◆ 提示された抜粋
=====
まず、メモリの使用量については、フルHD時に約6.8GB、4Kで約7.7GBだった。
フレームレートの測定結果では、フルHD時に有意な差がついており、DDR4-2133(CL15)を基準とした場合、DDR4-3200(CL22)は約7%、DDR4-3200(CL19)は約10%のフレームレート向上が確認できる。
一方、4K時はメモリの性能差はフレームレートに反映されていない。
モンスターハンターワールド:アイスボーン
モンスターハンターワールド:アイスボーンでは、グラフィックス設定「最高」をベースに、テクスチャを高解像度化する「High Resolution Texture Pack」を適用。グラフィックスAPI「DirectX 12」でテストを実行した。
モンスターハンターワールド:アイスボーンでのメモリ使用量は、フルHD時に約7.4GB、4Kで約7.5GBだった。
なお、Windows 10標準のセキュリティソフト「Windows Defender」使用下でモンスターハンターワールド:アイスボーンを実行した場合、Windows Defenderのバックグラウンドプロセス「Antimalware Service Executable」のメモリ使用量が徐々に増加し続け20GB以上に達する現象が発生したが、これはモンスターハンターワールド:アイスボーンの実行ファイルをWindows Defenderの除外に追加することで解消した。
=====
◆ 資料
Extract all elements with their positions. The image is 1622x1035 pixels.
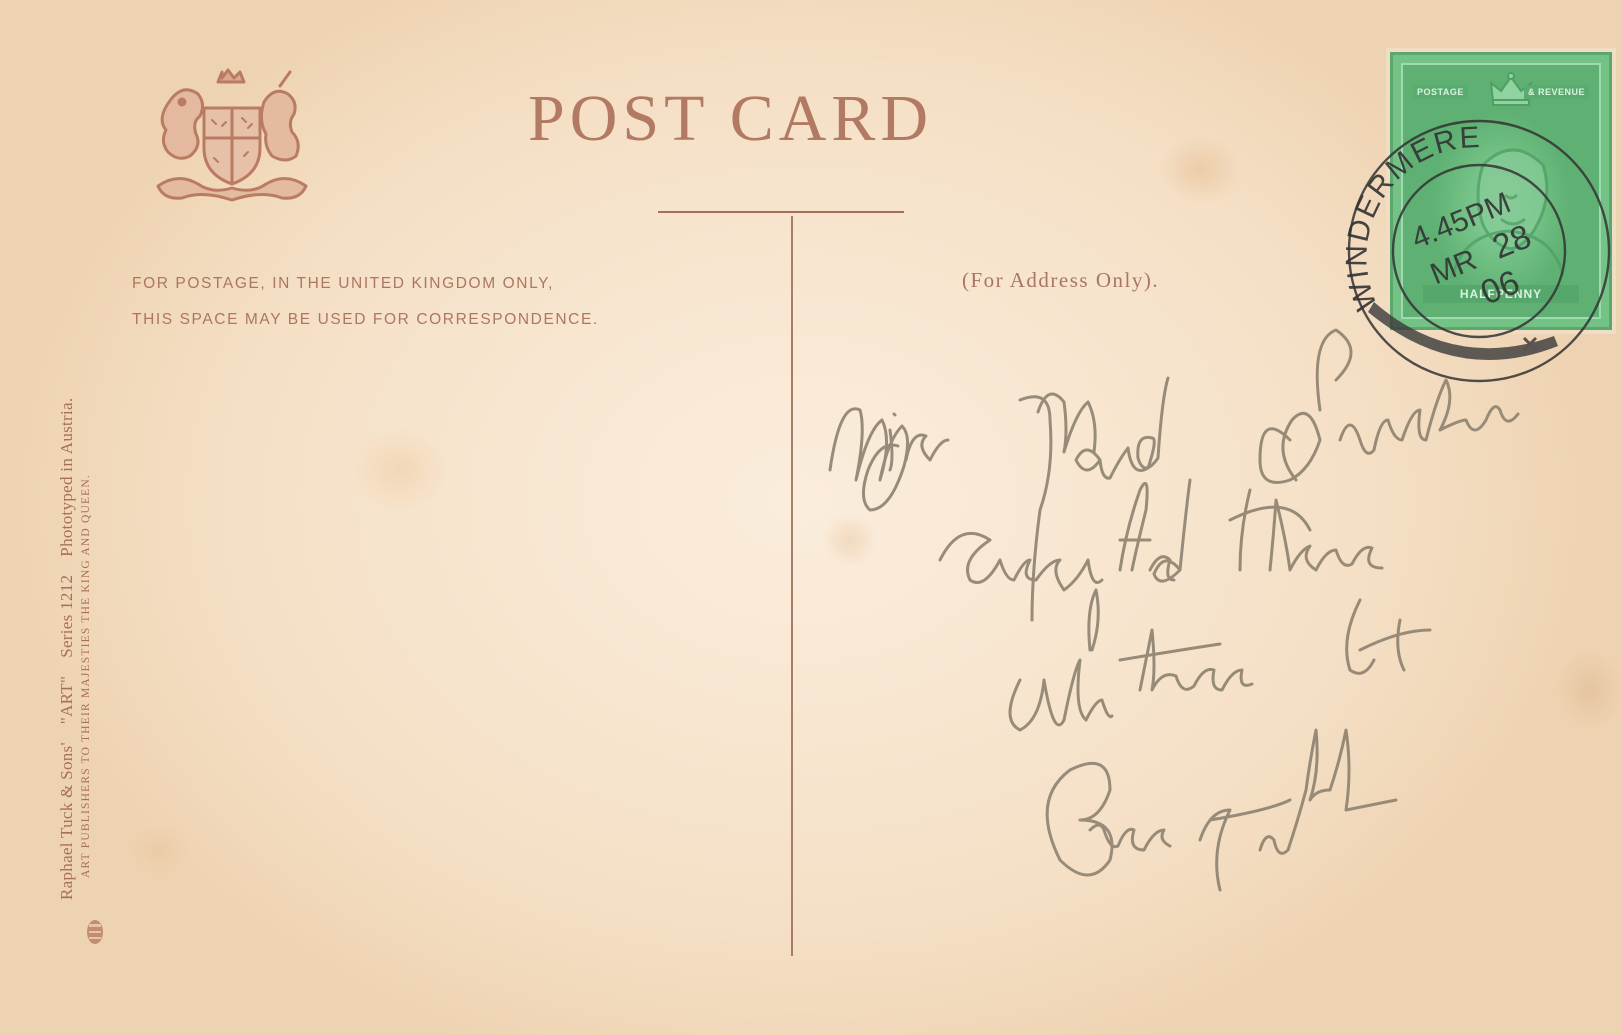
=====
◆ 演習課題
メモリの性能とフレームレートの関係を扱った上記の抜粋を、一字も変えずに全文書き写してください。

◆ 完了した課題
まず、メモリの使用量については、フルHD時に約6.8GB、4Kで約7.7GBだった。
フレームレートの測定結果では、フルHD時に有意な差がついており、DDR4-2133(CL15)を基準とした場合、DDR4-3200(CL22)は約7%、DDR4-3200(CL19)は約10%のフレームレート向上が確認できる。
一方、4K時はメモリの性能差はフレームレートに反映されていない。
モンスターハンターワールド:アイスボーン
モンスターハンターワールド:アイスボーンでは、グラフィックス設定「最高」をベースに、テクスチャを高解像度化する「High Resolution Texture Pack」を適用。グラフィックスAPI「DirectX 12」でテストを実行した。
モンスターハンターワールド:アイスボーンでのメモリ使用量は、フルHD時に約7.4GB、4Kで約7.5GBだった。
なお、Windows 10標準のセキュリティソフト「Windows Defender」使用下でモンスターハンターワールド:アイスボーンを実行した場合、Windows Defenderのバックグラウンドプロセス「Antimalware Service Executable」のメモリ使用量が徐々に増加し続け20GB以上に達する現象が発生したが、これはモンスターハンターワールド:アイスボーンの実行ファイルをWindows Defenderの除外に追加することで解消した。